> **PROBLEM TO SOLVE**:
Return every entry exactly as written.

(Figure contents as structured data)
* * * *

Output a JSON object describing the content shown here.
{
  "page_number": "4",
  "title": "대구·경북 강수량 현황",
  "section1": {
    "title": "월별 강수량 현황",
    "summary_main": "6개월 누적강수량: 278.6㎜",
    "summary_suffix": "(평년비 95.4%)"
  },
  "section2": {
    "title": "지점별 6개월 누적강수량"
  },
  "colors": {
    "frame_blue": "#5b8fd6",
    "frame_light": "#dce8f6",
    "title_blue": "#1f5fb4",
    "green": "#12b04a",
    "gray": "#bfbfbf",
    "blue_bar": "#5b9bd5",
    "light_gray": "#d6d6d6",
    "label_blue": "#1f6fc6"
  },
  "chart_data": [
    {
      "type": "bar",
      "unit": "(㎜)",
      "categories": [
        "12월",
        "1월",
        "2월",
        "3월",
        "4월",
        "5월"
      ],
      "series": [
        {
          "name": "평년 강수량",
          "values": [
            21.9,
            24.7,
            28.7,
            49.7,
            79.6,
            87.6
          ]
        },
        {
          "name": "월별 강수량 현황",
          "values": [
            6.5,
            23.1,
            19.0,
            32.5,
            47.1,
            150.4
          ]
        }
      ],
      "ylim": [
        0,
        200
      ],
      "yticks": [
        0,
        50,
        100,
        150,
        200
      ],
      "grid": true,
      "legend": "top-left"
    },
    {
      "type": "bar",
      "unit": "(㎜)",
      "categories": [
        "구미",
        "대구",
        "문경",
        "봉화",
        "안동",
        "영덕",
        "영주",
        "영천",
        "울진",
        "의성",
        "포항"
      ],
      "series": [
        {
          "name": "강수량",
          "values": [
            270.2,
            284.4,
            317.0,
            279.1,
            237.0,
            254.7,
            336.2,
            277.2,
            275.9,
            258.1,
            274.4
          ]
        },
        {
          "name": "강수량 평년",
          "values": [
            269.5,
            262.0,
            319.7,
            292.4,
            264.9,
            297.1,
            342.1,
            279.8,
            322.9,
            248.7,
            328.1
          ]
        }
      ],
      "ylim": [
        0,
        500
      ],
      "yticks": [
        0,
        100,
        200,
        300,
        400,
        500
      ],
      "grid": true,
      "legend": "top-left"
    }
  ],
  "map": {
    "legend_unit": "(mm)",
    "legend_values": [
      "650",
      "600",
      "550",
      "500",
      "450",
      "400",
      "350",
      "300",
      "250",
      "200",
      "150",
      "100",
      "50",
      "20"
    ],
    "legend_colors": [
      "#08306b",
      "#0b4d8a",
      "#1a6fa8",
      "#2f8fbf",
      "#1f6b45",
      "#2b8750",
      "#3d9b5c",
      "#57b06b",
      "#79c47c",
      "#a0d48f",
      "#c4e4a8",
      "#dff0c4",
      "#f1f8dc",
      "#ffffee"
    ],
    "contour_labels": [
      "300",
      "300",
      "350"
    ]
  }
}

* * * *

> **FINAL ANSWER**:
Output a JSON object describing the content shown here.
{
  "page_number": "4",
  "title": "대구·경북 강수량 현황",
  "section1": {
    "title": "월별 강수량 현황",
    "summary_main": "6개월 누적강수량: 278.6㎜",
    "summary_suffix": "(평년비 95.4%)"
  },
  "section2": {
    "title": "지점별 6개월 누적강수량"
  },
  "colors": {
    "frame_blue": "#5b8fd6",
    "frame_light": "#dce8f6",
    "title_blue": "#1f5fb4",
    "green": "#12b04a",
    "gray": "#bfbfbf",
    "blue_bar": "#5b9bd5",
    "light_gray": "#d6d6d6",
    "label_blue": "#1f6fc6"
  },
  "chart_data": [
    {
      "type": "bar",
      "unit": "(㎜)",
      "categories": [
        "12월",
        "1월",
        "2월",
        "3월",
        "4월",
        "5월"
      ],
      "series": [
        {
          "name": "평년 강수량",
          "values": [
            21.9,
            24.7,
            28.7,
            49.7,
            79.6,
            87.6
          ]
        },
        {
          "name": "월별 강수량 현황",
          "values": [
            6.5,
            23.1,
            19.0,
            32.5,
            47.1,
            150.4
          ]
        }
      ],
      "ylim": [
        0,
        200
      ],
      "yticks": [
        0,
        50,
        100,
        150,
        200
      ],
      "grid": true,
      "legend": "top-left"
    },
    {
      "type": "bar",
      "unit": "(㎜)",
      "categories": [
        "구미",
        "대구",
        "문경",
        "봉화",
        "안동",
        "영덕",
        "영주",
        "영천",
        "울진",
        "의성",
        "포항"
      ],
      "series": [
        {
          "name": "강수량",
          "values": [
            270.2,
            284.4,
            317.0,
            279.1,
            237.0,
            254.7,
            336.2,
            277.2,
            275.9,
            258.1,
            274.4
          ]
        },
        {
          "name": "강수량 평년",
          "values": [
            269.5,
            262.0,
            319.7,
            292.4,
            264.9,
            297.1,
            342.1,
            279.8,
            322.9,
            248.7,
            328.1
          ]
        }
      ],
      "ylim": [
        0,
        500
      ],
      "yticks": [
        0,
        100,
        200,
        300,
        400,
        500
      ],
      "grid": true,
      "legend": "top-left"
    }
  ],
  "map": {
    "legend_unit": "(mm)",
    "legend_values": [
      "650",
      "600",
      "550",
      "500",
      "450",
      "400",
      "350",
      "300",
      "250",
      "200",
      "150",
      "100",
      "50",
      "20"
    ],
    "legend_colors": [
      "#08306b",
      "#0b4d8a",
      "#1a6fa8",
      "#2f8fbf",
      "#1f6b45",
      "#2b8750",
      "#3d9b5c",
      "#57b06b",
      "#79c47c",
      "#a0d48f",
      "#c4e4a8",
      "#dff0c4",
      "#f1f8dc",
      "#ffffee"
    ],
    "contour_labels": [
      "300",
      "300",
      "350"
    ]
  }
}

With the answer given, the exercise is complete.